>> BEGIN

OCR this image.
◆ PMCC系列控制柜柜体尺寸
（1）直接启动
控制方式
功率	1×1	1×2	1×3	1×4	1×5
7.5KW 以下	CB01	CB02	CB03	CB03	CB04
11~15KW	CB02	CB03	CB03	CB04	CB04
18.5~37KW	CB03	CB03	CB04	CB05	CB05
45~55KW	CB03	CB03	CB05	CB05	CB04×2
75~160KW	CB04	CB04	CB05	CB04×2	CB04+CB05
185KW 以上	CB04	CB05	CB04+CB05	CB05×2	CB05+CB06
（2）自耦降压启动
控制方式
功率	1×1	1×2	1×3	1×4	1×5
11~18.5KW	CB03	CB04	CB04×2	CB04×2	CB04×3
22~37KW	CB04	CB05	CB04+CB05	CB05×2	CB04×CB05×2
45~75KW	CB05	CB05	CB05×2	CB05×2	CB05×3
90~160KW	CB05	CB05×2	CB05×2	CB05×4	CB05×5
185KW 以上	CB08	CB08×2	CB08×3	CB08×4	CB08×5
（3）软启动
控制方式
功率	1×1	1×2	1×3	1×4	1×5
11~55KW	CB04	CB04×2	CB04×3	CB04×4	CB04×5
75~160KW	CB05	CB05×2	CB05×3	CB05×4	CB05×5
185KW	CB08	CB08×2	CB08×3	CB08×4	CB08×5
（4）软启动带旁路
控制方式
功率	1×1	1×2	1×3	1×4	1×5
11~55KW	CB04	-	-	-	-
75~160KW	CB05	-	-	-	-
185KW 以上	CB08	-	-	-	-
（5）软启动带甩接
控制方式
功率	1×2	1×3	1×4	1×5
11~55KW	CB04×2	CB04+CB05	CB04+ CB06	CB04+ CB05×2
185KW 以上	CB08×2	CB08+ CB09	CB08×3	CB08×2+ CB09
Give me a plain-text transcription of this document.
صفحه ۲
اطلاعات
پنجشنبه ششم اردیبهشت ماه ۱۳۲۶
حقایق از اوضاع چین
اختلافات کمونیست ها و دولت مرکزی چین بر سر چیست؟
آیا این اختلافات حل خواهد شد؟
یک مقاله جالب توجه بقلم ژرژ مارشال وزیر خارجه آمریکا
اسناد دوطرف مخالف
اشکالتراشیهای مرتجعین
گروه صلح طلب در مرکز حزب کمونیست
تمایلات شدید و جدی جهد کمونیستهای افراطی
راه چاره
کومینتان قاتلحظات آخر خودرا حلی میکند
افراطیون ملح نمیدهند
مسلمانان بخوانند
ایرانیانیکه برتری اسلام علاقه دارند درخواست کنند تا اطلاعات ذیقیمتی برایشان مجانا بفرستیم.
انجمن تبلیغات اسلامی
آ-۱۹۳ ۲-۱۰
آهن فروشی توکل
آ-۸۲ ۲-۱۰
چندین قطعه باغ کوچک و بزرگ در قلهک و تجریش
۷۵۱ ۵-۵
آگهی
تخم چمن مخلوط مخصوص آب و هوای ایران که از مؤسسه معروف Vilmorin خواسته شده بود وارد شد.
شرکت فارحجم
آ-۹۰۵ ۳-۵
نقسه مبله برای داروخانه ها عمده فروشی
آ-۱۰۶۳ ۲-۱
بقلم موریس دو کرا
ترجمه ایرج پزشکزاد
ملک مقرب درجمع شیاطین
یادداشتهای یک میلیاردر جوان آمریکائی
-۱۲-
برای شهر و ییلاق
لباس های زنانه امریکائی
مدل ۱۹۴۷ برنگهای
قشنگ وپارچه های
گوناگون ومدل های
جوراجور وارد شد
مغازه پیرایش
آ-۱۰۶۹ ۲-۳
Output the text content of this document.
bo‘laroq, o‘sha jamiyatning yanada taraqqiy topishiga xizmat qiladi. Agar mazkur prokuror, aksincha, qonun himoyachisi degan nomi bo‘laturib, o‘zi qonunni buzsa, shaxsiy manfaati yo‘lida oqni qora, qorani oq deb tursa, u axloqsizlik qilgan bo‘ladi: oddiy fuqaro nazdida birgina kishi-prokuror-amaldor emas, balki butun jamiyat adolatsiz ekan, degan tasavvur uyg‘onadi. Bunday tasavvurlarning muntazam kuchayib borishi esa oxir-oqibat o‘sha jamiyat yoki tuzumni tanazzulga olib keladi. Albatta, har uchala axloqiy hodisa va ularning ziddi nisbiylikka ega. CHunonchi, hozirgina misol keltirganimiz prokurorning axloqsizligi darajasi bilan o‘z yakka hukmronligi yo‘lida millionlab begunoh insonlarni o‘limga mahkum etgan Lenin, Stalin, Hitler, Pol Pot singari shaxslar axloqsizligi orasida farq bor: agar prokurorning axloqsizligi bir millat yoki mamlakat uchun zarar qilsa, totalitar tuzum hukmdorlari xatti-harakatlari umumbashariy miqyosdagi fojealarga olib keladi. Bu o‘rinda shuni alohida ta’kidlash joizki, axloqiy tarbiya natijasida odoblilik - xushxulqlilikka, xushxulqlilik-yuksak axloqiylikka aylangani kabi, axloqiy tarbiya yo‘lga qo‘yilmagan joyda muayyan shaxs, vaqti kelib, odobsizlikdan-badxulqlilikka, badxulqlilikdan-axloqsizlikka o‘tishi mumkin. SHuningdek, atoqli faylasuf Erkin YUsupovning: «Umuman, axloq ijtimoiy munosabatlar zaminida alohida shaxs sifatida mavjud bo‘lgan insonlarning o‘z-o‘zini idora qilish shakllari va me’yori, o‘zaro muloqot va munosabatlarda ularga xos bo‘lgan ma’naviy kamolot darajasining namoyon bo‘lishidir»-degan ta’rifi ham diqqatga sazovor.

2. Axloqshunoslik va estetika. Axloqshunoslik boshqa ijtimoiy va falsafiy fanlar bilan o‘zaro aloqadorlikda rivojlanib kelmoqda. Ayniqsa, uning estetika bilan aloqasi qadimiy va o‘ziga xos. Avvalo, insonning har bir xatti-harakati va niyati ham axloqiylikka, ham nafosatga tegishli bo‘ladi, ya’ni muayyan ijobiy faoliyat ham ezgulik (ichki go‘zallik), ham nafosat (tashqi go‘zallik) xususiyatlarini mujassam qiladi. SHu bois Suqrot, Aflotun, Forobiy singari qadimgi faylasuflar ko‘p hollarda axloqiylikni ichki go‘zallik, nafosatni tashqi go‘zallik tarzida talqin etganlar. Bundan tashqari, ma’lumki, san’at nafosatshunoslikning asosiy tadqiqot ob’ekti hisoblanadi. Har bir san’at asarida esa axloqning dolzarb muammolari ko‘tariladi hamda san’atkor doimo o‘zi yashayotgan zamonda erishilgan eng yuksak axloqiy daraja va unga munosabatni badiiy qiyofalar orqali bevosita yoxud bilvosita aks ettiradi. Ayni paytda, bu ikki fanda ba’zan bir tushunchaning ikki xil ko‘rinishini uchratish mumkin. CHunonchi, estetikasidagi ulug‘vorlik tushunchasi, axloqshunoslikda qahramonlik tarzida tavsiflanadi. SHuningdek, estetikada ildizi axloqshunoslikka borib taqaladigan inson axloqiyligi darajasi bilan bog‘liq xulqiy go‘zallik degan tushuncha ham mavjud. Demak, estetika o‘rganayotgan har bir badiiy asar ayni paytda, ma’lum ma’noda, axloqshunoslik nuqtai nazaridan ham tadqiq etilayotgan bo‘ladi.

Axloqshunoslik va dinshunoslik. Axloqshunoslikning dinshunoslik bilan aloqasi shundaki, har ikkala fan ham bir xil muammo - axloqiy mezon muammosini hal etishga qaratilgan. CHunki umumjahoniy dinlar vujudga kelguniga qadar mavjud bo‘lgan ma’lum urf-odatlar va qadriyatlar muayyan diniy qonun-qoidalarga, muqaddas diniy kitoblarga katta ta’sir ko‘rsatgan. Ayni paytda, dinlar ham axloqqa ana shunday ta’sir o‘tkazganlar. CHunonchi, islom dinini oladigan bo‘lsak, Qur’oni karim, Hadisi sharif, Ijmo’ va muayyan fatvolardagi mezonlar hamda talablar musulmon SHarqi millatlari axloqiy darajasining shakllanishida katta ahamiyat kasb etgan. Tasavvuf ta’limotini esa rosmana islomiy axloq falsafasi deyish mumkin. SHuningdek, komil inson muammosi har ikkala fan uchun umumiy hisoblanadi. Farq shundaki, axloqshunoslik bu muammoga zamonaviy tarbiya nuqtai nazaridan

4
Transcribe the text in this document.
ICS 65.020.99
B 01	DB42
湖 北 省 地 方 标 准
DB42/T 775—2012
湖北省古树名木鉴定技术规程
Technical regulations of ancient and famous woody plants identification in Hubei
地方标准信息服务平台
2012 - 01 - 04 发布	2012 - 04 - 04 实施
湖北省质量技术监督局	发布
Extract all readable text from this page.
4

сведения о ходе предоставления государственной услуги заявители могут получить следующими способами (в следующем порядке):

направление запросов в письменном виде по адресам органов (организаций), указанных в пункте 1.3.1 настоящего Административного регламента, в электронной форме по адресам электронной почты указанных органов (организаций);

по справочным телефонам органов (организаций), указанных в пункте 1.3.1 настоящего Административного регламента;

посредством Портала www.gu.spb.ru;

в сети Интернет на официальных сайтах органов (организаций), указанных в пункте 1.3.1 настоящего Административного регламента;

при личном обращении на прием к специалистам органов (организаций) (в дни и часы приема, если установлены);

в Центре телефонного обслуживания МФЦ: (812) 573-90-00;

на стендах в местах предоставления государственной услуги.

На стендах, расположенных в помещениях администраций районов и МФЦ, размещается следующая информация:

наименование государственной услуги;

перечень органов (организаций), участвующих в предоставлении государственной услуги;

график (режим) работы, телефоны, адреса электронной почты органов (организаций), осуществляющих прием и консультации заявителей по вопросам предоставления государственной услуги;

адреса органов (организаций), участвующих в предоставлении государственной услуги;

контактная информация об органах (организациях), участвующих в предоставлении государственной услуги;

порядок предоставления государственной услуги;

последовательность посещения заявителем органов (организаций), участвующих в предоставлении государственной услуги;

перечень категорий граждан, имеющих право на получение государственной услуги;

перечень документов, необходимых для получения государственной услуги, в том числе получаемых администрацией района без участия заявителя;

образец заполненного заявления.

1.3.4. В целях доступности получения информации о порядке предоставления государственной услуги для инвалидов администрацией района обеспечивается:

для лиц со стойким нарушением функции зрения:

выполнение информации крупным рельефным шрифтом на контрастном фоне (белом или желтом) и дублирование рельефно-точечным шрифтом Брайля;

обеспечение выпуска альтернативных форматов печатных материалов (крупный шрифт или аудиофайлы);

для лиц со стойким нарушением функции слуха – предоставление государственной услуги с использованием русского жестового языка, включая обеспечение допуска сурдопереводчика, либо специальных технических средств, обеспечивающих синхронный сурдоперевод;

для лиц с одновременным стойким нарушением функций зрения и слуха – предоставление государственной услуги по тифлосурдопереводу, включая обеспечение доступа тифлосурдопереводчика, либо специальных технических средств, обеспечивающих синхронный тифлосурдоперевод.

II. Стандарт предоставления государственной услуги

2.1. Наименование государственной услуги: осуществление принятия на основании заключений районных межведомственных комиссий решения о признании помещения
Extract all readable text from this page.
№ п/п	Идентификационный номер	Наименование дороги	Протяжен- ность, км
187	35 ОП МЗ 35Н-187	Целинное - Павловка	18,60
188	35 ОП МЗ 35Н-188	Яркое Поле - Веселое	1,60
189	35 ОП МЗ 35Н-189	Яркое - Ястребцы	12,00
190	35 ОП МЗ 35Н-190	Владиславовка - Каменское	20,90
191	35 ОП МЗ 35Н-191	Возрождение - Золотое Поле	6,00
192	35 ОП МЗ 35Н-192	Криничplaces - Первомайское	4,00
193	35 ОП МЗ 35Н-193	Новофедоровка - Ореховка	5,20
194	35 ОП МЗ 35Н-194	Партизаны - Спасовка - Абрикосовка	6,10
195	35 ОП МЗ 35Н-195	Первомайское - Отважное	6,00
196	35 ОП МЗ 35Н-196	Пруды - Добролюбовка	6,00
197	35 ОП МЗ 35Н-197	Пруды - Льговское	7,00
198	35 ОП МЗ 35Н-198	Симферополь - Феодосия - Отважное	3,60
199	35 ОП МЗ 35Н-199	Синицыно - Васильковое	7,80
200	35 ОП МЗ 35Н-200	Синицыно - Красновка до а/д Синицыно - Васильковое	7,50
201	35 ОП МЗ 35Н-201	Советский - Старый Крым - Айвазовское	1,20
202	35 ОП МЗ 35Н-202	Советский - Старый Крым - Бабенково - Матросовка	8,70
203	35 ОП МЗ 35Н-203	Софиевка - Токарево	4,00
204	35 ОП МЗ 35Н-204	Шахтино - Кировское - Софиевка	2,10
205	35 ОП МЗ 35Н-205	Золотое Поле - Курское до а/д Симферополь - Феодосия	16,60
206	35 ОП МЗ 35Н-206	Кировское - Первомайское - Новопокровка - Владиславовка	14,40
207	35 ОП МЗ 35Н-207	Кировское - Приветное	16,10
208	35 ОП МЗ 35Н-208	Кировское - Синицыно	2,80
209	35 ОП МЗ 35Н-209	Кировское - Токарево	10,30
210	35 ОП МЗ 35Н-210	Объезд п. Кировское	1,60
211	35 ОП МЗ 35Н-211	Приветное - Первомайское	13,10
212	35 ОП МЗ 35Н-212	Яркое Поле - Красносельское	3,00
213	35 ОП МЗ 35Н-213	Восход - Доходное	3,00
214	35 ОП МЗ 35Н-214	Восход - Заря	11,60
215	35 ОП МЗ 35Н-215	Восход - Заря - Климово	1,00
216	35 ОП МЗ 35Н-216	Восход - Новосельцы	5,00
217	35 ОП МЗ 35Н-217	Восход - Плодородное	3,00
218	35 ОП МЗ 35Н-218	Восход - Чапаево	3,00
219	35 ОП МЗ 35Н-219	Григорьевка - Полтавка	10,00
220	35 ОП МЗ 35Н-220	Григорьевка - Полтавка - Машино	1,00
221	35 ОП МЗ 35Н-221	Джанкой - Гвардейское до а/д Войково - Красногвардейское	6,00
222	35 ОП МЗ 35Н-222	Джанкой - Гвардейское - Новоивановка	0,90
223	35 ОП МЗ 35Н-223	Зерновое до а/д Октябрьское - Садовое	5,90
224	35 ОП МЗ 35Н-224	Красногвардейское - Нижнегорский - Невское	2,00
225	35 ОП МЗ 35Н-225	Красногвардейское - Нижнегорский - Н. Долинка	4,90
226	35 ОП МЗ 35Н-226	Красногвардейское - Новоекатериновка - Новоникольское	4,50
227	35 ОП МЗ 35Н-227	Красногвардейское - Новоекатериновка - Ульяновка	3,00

>> END

Return each line in the records that holds the string "Синицыно".

199	35 ОП МЗ 35Н-199	Синицыно - Васильковое	7,80
200	35 ОП МЗ 35Н-200	Синицыно - Красновка до а/д Синицыно - Васильковое	7,50
208	35 ОП МЗ 35Н-208	Кировское - Синицыно	2,80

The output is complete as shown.